▸ Given instruction:
Write out each line exactly as given. Leave the pictures out of your copy.

-- Extracted records start --

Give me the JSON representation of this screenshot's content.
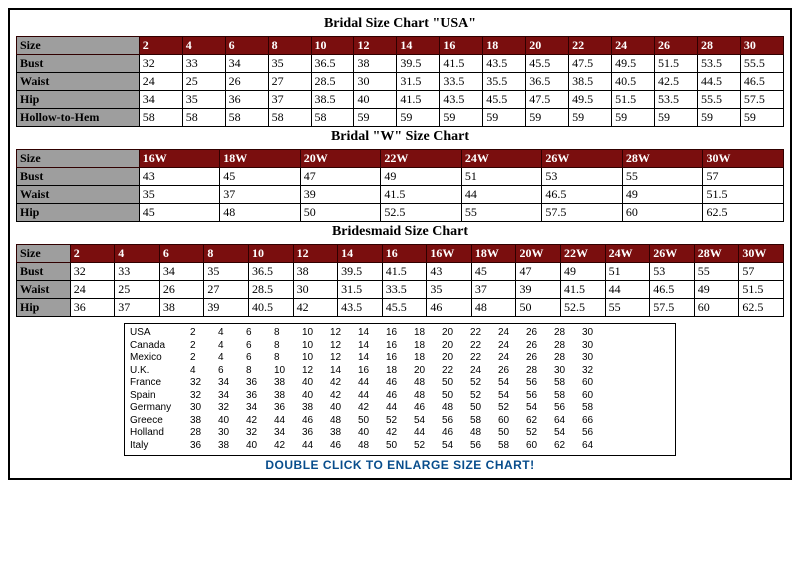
{
  "colors": {
    "header_bg": "#7a0e0e",
    "header_fg": "#ffffff",
    "label_bg": "#9e9e9e",
    "border": "#000000",
    "footer_color": "#084d8c"
  },
  "usa": {
    "title": "Bridal Size Chart \"USA\"",
    "label_width_pct": 16,
    "col_width_pct": 5.6,
    "headers": [
      "Size",
      "2",
      "4",
      "6",
      "8",
      "10",
      "12",
      "14",
      "16",
      "18",
      "20",
      "22",
      "24",
      "26",
      "28",
      "30"
    ],
    "rows": [
      [
        "Bust",
        "32",
        "33",
        "34",
        "35",
        "36.5",
        "38",
        "39.5",
        "41.5",
        "43.5",
        "45.5",
        "47.5",
        "49.5",
        "51.5",
        "53.5",
        "55.5"
      ],
      [
        "Waist",
        "24",
        "25",
        "26",
        "27",
        "28.5",
        "30",
        "31.5",
        "33.5",
        "35.5",
        "36.5",
        "38.5",
        "40.5",
        "42.5",
        "44.5",
        "46.5"
      ],
      [
        "Hip",
        "34",
        "35",
        "36",
        "37",
        "38.5",
        "40",
        "41.5",
        "43.5",
        "45.5",
        "47.5",
        "49.5",
        "51.5",
        "53.5",
        "55.5",
        "57.5"
      ],
      [
        "Hollow-to-Hem",
        "58",
        "58",
        "58",
        "58",
        "58",
        "59",
        "59",
        "59",
        "59",
        "59",
        "59",
        "59",
        "59",
        "59",
        "59"
      ]
    ]
  },
  "wchart": {
    "title": "Bridal \"W\" Size Chart",
    "label_width_pct": 16,
    "col_width_pct": 10.5,
    "headers": [
      "Size",
      "16W",
      "18W",
      "20W",
      "22W",
      "24W",
      "26W",
      "28W",
      "30W"
    ],
    "rows": [
      [
        "Bust",
        "43",
        "45",
        "47",
        "49",
        "51",
        "53",
        "55",
        "57"
      ],
      [
        "Waist",
        "35",
        "37",
        "39",
        "41.5",
        "44",
        "46.5",
        "49",
        "51.5"
      ],
      [
        "Hip",
        "45",
        "48",
        "50",
        "52.5",
        "55",
        "57.5",
        "60",
        "62.5"
      ]
    ]
  },
  "bm": {
    "title": "Bridesmaid Size Chart",
    "label_width_pct": 7,
    "col_width_pct": 5.8125,
    "headers": [
      "Size",
      "2",
      "4",
      "6",
      "8",
      "10",
      "12",
      "14",
      "16",
      "16W",
      "18W",
      "20W",
      "22W",
      "24W",
      "26W",
      "28W",
      "30W"
    ],
    "rows": [
      [
        "Bust",
        "32",
        "33",
        "34",
        "35",
        "36.5",
        "38",
        "39.5",
        "41.5",
        "43",
        "45",
        "47",
        "49",
        "51",
        "53",
        "55",
        "57"
      ],
      [
        "Waist",
        "24",
        "25",
        "26",
        "27",
        "28.5",
        "30",
        "31.5",
        "33.5",
        "35",
        "37",
        "39",
        "41.5",
        "44",
        "46.5",
        "49",
        "51.5"
      ],
      [
        "Hip",
        "36",
        "37",
        "38",
        "39",
        "40.5",
        "42",
        "43.5",
        "45.5",
        "46",
        "48",
        "50",
        "52.5",
        "55",
        "57.5",
        "60",
        "62.5"
      ]
    ]
  },
  "intl": {
    "rows": [
      [
        "USA",
        "2",
        "4",
        "6",
        "8",
        "10",
        "12",
        "14",
        "16",
        "18",
        "20",
        "22",
        "24",
        "26",
        "28",
        "30"
      ],
      [
        "Canada",
        "2",
        "4",
        "6",
        "8",
        "10",
        "12",
        "14",
        "16",
        "18",
        "20",
        "22",
        "24",
        "26",
        "28",
        "30"
      ],
      [
        "Mexico",
        "2",
        "4",
        "6",
        "8",
        "10",
        "12",
        "14",
        "16",
        "18",
        "20",
        "22",
        "24",
        "26",
        "28",
        "30"
      ],
      [
        "U.K.",
        "4",
        "6",
        "8",
        "10",
        "12",
        "14",
        "16",
        "18",
        "20",
        "22",
        "24",
        "26",
        "28",
        "30",
        "32"
      ],
      [
        "France",
        "32",
        "34",
        "36",
        "38",
        "40",
        "42",
        "44",
        "46",
        "48",
        "50",
        "52",
        "54",
        "56",
        "58",
        "60"
      ],
      [
        "Spain",
        "32",
        "34",
        "36",
        "38",
        "40",
        "42",
        "44",
        "46",
        "48",
        "50",
        "52",
        "54",
        "56",
        "58",
        "60"
      ],
      [
        "Germany",
        "30",
        "32",
        "34",
        "36",
        "38",
        "40",
        "42",
        "44",
        "46",
        "48",
        "50",
        "52",
        "54",
        "56",
        "58"
      ],
      [
        "Greece",
        "38",
        "40",
        "42",
        "44",
        "46",
        "48",
        "50",
        "52",
        "54",
        "56",
        "58",
        "60",
        "62",
        "64",
        "66"
      ],
      [
        "Holland",
        "28",
        "30",
        "32",
        "34",
        "36",
        "38",
        "40",
        "42",
        "44",
        "46",
        "48",
        "50",
        "52",
        "54",
        "56"
      ],
      [
        "Italy",
        "36",
        "38",
        "40",
        "42",
        "44",
        "46",
        "48",
        "50",
        "52",
        "54",
        "56",
        "58",
        "60",
        "62",
        "64"
      ]
    ]
  },
  "footer": "DOUBLE CLICK TO ENLARGE SIZE CHART!"
}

-- Extracted records end --

▸ Finished answer:
Give me the JSON representation of this screenshot's content.
{
  "colors": {
    "header_bg": "#7a0e0e",
    "header_fg": "#ffffff",
    "label_bg": "#9e9e9e",
    "border": "#000000",
    "footer_color": "#084d8c"
  },
  "usa": {
    "title": "Bridal Size Chart \"USA\"",
    "label_width_pct": 16,
    "col_width_pct": 5.6,
    "headers": [
      "Size",
      "2",
      "4",
      "6",
      "8",
      "10",
      "12",
      "14",
      "16",
      "18",
      "20",
      "22",
      "24",
      "26",
      "28",
      "30"
    ],
    "rows": [
      [
        "Bust",
        "32",
        "33",
        "34",
        "35",
        "36.5",
        "38",
        "39.5",
        "41.5",
        "43.5",
        "45.5",
        "47.5",
        "49.5",
        "51.5",
        "53.5",
        "55.5"
      ],
      [
        "Waist",
        "24",
        "25",
        "26",
        "27",
        "28.5",
        "30",
        "31.5",
        "33.5",
        "35.5",
        "36.5",
        "38.5",
        "40.5",
        "42.5",
        "44.5",
        "46.5"
      ],
      [
        "Hip",
        "34",
        "35",
        "36",
        "37",
        "38.5",
        "40",
        "41.5",
        "43.5",
        "45.5",
        "47.5",
        "49.5",
        "51.5",
        "53.5",
        "55.5",
        "57.5"
      ],
      [
        "Hollow-to-Hem",
        "58",
        "58",
        "58",
        "58",
        "58",
        "59",
        "59",
        "59",
        "59",
        "59",
        "59",
        "59",
        "59",
        "59",
        "59"
      ]
    ]
  },
  "wchart": {
    "title": "Bridal \"W\" Size Chart",
    "label_width_pct": 16,
    "col_width_pct": 10.5,
    "headers": [
      "Size",
      "16W",
      "18W",
      "20W",
      "22W",
      "24W",
      "26W",
      "28W",
      "30W"
    ],
    "rows": [
      [
        "Bust",
        "43",
        "45",
        "47",
        "49",
        "51",
        "53",
        "55",
        "57"
      ],
      [
        "Waist",
        "35",
        "37",
        "39",
        "41.5",
        "44",
        "46.5",
        "49",
        "51.5"
      ],
      [
        "Hip",
        "45",
        "48",
        "50",
        "52.5",
        "55",
        "57.5",
        "60",
        "62.5"
      ]
    ]
  },
  "bm": {
    "title": "Bridesmaid Size Chart",
    "label_width_pct": 7,
    "col_width_pct": 5.8125,
    "headers": [
      "Size",
      "2",
      "4",
      "6",
      "8",
      "10",
      "12",
      "14",
      "16",
      "16W",
      "18W",
      "20W",
      "22W",
      "24W",
      "26W",
      "28W",
      "30W"
    ],
    "rows": [
      [
        "Bust",
        "32",
        "33",
        "34",
        "35",
        "36.5",
        "38",
        "39.5",
        "41.5",
        "43",
        "45",
        "47",
        "49",
        "51",
        "53",
        "55",
        "57"
      ],
      [
        "Waist",
        "24",
        "25",
        "26",
        "27",
        "28.5",
        "30",
        "31.5",
        "33.5",
        "35",
        "37",
        "39",
        "41.5",
        "44",
        "46.5",
        "49",
        "51.5"
      ],
      [
        "Hip",
        "36",
        "37",
        "38",
        "39",
        "40.5",
        "42",
        "43.5",
        "45.5",
        "46",
        "48",
        "50",
        "52.5",
        "55",
        "57.5",
        "60",
        "62.5"
      ]
    ]
  },
  "intl": {
    "rows": [
      [
        "USA",
        "2",
        "4",
        "6",
        "8",
        "10",
        "12",
        "14",
        "16",
        "18",
        "20",
        "22",
        "24",
        "26",
        "28",
        "30"
      ],
      [
        "Canada",
        "2",
        "4",
        "6",
        "8",
        "10",
        "12",
        "14",
        "16",
        "18",
        "20",
        "22",
        "24",
        "26",
        "28",
        "30"
      ],
      [
        "Mexico",
        "2",
        "4",
        "6",
        "8",
        "10",
        "12",
        "14",
        "16",
        "18",
        "20",
        "22",
        "24",
        "26",
        "28",
        "30"
      ],
      [
        "U.K.",
        "4",
        "6",
        "8",
        "10",
        "12",
        "14",
        "16",
        "18",
        "20",
        "22",
        "24",
        "26",
        "28",
        "30",
        "32"
      ],
      [
        "France",
        "32",
        "34",
        "36",
        "38",
        "40",
        "42",
        "44",
        "46",
        "48",
        "50",
        "52",
        "54",
        "56",
        "58",
        "60"
      ],
      [
        "Spain",
        "32",
        "34",
        "36",
        "38",
        "40",
        "42",
        "44",
        "46",
        "48",
        "50",
        "52",
        "54",
        "56",
        "58",
        "60"
      ],
      [
        "Germany",
        "30",
        "32",
        "34",
        "36",
        "38",
        "40",
        "42",
        "44",
        "46",
        "48",
        "50",
        "52",
        "54",
        "56",
        "58"
      ],
      [
        "Greece",
        "38",
        "40",
        "42",
        "44",
        "46",
        "48",
        "50",
        "52",
        "54",
        "56",
        "58",
        "60",
        "62",
        "64",
        "66"
      ],
      [
        "Holland",
        "28",
        "30",
        "32",
        "34",
        "36",
        "38",
        "40",
        "42",
        "44",
        "46",
        "48",
        "50",
        "52",
        "54",
        "56"
      ],
      [
        "Italy",
        "36",
        "38",
        "40",
        "42",
        "44",
        "46",
        "48",
        "50",
        "52",
        "54",
        "56",
        "58",
        "60",
        "62",
        "64"
      ]
    ]
  },
  "footer": "DOUBLE CLICK TO ENLARGE SIZE CHART!"
}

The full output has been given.